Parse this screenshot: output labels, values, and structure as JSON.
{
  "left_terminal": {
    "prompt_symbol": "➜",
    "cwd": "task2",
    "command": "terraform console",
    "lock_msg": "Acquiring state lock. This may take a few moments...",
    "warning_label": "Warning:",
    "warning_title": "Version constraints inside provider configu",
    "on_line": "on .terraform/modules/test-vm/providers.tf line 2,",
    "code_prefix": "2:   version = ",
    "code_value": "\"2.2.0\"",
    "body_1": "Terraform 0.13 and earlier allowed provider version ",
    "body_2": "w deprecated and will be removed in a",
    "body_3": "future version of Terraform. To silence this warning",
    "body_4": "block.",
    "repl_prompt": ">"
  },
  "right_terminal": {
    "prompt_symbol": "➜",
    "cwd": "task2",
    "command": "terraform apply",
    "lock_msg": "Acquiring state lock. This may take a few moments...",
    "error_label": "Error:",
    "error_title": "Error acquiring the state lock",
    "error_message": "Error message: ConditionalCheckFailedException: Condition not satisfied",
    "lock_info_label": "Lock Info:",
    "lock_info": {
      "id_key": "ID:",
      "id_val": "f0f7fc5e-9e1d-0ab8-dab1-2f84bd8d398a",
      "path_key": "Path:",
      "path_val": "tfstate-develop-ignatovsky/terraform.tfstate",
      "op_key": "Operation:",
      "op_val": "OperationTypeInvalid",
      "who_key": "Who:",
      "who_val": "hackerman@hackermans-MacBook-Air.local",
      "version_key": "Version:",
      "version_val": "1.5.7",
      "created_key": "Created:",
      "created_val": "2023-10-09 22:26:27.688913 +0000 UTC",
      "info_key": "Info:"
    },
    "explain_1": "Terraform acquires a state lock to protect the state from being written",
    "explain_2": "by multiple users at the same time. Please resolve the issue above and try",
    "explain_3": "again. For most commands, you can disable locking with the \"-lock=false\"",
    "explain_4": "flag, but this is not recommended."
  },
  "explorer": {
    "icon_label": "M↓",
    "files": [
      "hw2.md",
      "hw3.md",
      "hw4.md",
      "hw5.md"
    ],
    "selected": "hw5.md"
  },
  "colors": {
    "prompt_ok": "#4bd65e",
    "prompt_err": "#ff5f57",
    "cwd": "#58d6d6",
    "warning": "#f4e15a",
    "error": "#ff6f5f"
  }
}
+---+
**Aim of the exercise:**
Reproduce the whole listing word for word.

**Solution to the problem:**
Parse this screenshot: output labels, values, and structure as JSON.
{
  "left_terminal": {
    "prompt_symbol": "➜",
    "cwd": "task2",
    "command": "terraform console",
    "lock_msg": "Acquiring state lock. This may take a few moments...",
    "warning_label": "Warning:",
    "warning_title": "Version constraints inside provider configu",
    "on_line": "on .terraform/modules/test-vm/providers.tf line 2,",
    "code_prefix": "2:   version = ",
    "code_value": "\"2.2.0\"",
    "body_1": "Terraform 0.13 and earlier allowed provider version ",
    "body_2": "w deprecated and will be removed in a",
    "body_3": "future version of Terraform. To silence this warning",
    "body_4": "block.",
    "repl_prompt": ">"
  },
  "right_terminal": {
    "prompt_symbol": "➜",
    "cwd": "task2",
    "command": "terraform apply",
    "lock_msg": "Acquiring state lock. This may take a few moments...",
    "error_label": "Error:",
    "error_title": "Error acquiring the state lock",
    "error_message": "Error message: ConditionalCheckFailedException: Condition not satisfied",
    "lock_info_label": "Lock Info:",
    "lock_info": {
      "id_key": "ID:",
      "id_val": "f0f7fc5e-9e1d-0ab8-dab1-2f84bd8d398a",
      "path_key": "Path:",
      "path_val": "tfstate-develop-ignatovsky/terraform.tfstate",
      "op_key": "Operation:",
      "op_val": "OperationTypeInvalid",
      "who_key": "Who:",
      "who_val": "hackerman@hackermans-MacBook-Air.local",
      "version_key": "Version:",
      "version_val": "1.5.7",
      "created_key": "Created:",
      "created_val": "2023-10-09 22:26:27.688913 +0000 UTC",
      "info_key": "Info:"
    },
    "explain_1": "Terraform acquires a state lock to protect the state from being written",
    "explain_2": "by multiple users at the same time. Please resolve the issue above and try",
    "explain_3": "again. For most commands, you can disable locking with the \"-lock=false\"",
    "explain_4": "flag, but this is not recommended."
  },
  "explorer": {
    "icon_label": "M↓",
    "files": [
      "hw2.md",
      "hw3.md",
      "hw4.md",
      "hw5.md"
    ],
    "selected": "hw5.md"
  },
  "colors": {
    "prompt_ok": "#4bd65e",
    "prompt_err": "#ff5f57",
    "cwd": "#58d6d6",
    "warning": "#f4e15a",
    "error": "#ff6f5f"
  }
}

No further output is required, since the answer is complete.